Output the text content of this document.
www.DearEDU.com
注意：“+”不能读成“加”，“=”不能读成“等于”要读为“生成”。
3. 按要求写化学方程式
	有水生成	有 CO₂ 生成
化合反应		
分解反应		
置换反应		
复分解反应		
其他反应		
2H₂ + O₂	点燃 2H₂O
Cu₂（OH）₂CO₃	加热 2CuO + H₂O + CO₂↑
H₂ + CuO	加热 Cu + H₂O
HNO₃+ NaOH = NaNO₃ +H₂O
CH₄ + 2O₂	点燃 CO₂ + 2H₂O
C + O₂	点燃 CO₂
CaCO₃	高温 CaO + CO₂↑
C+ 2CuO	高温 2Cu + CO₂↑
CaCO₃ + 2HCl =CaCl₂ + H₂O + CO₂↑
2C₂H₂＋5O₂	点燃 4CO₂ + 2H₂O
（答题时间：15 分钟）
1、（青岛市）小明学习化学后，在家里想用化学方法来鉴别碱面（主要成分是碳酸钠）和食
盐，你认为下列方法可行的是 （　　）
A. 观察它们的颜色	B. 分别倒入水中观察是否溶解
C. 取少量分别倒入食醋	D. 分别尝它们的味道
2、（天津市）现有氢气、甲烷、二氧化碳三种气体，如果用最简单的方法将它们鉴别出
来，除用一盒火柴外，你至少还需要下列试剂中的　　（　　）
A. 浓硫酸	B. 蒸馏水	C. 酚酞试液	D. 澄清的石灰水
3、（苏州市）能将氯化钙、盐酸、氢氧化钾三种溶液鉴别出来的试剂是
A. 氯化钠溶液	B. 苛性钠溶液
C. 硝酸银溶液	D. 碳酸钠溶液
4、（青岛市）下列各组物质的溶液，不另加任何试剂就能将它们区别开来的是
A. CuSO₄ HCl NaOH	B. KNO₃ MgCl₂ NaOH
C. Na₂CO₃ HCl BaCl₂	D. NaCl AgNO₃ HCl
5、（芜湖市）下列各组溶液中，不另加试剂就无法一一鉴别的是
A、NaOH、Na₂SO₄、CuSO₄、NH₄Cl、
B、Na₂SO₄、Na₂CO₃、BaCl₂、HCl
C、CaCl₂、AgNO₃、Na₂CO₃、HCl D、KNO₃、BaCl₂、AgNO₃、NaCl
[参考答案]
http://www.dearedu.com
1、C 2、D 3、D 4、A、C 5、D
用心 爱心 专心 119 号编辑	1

* WHAT TO DO
Look through the entries above and list every line containing "NaOH".

* TASK RESPONSE
HNO₃+ NaOH = NaNO₃ +H₂O
A. CuSO₄ HCl NaOH	B. KNO₃ MgCl₂ NaOH
A、NaOH、Na₂SO₄、CuSO₄、NH₄Cl、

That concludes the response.